* [What is being asked]: Find the number of lines below in which the word "福原爱AiFukuhara" appears, and write that number only.
◆ ◆ ◆
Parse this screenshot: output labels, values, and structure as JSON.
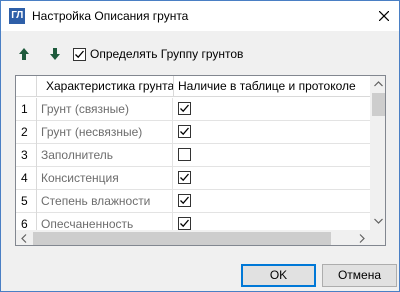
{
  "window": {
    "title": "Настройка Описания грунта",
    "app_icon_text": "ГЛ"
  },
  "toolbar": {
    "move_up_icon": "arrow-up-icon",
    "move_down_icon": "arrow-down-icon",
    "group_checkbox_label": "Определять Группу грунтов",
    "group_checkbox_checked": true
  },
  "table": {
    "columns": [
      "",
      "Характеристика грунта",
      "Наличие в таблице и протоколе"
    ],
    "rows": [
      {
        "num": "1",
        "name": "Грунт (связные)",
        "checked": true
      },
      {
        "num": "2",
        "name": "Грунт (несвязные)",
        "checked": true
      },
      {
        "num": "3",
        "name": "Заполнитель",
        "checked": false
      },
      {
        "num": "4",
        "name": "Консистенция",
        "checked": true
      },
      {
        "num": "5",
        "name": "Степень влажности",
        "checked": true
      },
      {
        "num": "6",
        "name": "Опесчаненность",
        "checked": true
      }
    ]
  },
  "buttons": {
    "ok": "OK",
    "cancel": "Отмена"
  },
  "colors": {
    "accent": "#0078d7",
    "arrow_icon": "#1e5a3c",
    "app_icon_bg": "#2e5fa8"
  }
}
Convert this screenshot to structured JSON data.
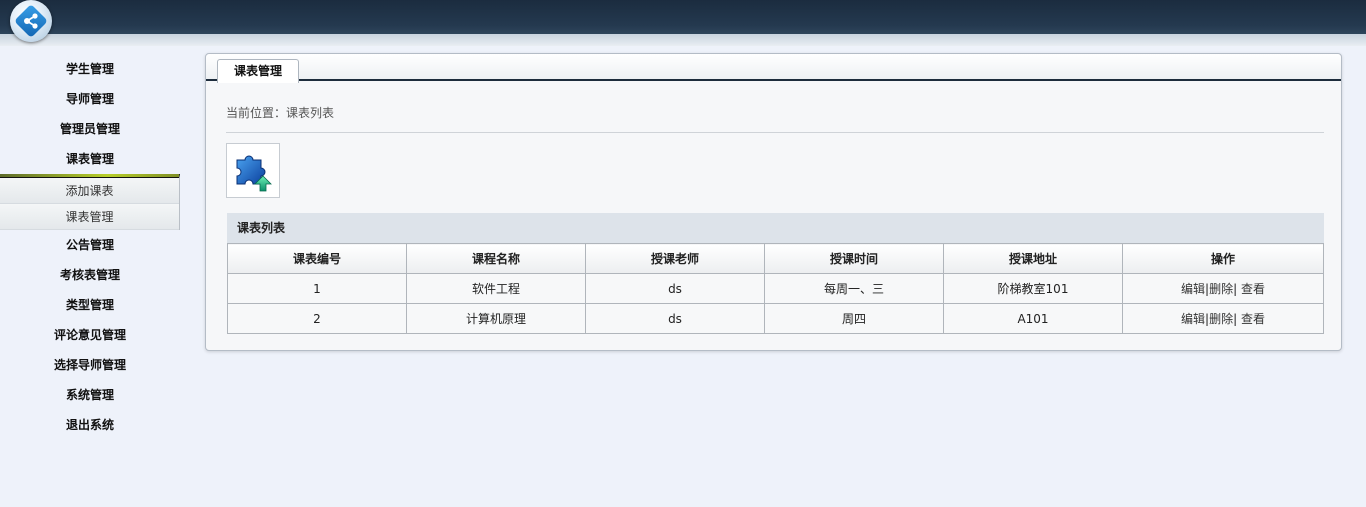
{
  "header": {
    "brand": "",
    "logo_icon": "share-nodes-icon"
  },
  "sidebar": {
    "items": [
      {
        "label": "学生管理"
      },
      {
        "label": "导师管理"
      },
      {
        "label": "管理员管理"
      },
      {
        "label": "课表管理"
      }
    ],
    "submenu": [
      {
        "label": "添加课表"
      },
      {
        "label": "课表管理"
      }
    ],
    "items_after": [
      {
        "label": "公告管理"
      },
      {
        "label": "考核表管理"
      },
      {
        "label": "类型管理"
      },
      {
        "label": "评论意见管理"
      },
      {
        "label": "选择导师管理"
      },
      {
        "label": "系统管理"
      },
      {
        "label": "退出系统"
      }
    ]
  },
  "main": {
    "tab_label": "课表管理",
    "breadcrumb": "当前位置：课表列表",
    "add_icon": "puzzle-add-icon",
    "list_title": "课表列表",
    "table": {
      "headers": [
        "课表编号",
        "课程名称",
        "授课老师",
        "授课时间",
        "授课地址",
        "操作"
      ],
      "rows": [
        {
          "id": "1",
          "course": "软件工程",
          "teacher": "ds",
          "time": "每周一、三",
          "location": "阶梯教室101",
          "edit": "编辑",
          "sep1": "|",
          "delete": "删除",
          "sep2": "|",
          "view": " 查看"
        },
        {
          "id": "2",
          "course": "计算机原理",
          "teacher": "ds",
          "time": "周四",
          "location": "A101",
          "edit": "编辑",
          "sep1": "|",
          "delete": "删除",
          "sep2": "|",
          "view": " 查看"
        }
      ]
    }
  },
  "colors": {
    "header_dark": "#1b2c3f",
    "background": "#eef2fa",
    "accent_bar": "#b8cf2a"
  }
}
◆ ◆ ◆
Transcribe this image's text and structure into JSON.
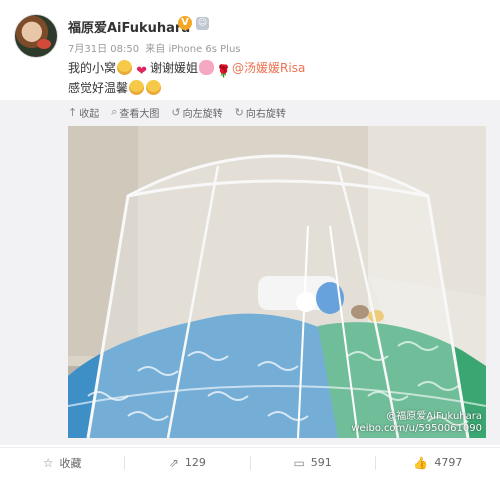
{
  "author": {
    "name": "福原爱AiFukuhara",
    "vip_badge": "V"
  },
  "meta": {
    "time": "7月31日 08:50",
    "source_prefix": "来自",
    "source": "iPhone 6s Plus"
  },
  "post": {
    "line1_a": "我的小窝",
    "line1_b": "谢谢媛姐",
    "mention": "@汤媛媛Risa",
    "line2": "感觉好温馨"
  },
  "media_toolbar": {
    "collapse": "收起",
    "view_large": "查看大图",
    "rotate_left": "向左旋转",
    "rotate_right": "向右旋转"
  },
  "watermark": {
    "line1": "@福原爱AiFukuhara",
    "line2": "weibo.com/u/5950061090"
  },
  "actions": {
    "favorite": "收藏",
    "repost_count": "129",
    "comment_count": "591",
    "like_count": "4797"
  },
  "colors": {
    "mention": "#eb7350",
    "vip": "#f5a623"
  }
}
◆ ◆ ◆
* [Full response]: 2